DATA PROVIDED →
-=-=-=-=-

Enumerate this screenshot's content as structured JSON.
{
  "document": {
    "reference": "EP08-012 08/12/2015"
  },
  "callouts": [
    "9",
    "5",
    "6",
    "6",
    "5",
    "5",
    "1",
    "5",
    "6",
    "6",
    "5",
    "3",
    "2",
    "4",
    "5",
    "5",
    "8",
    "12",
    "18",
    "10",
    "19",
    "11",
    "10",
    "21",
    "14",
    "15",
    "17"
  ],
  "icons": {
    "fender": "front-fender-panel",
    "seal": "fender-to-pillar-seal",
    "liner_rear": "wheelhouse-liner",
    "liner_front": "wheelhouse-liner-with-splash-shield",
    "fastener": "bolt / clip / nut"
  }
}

-=-=-=-=-

EXERCISE DESCRIPTION → Write out the entire listing exactly.

WRITTEN RESPONSE →
Enumerate this screenshot's content as structured JSON.
{
  "document": {
    "reference": "EP08-012 08/12/2015"
  },
  "callouts": [
    "9",
    "5",
    "6",
    "6",
    "5",
    "5",
    "1",
    "5",
    "6",
    "6",
    "5",
    "3",
    "2",
    "4",
    "5",
    "5",
    "8",
    "12",
    "18",
    "10",
    "19",
    "11",
    "10",
    "21",
    "14",
    "15",
    "17"
  ],
  "icons": {
    "fender": "front-fender-panel",
    "seal": "fender-to-pillar-seal",
    "liner_rear": "wheelhouse-liner",
    "liner_front": "wheelhouse-liner-with-splash-shield",
    "fastener": "bolt / clip / nut"
  }
}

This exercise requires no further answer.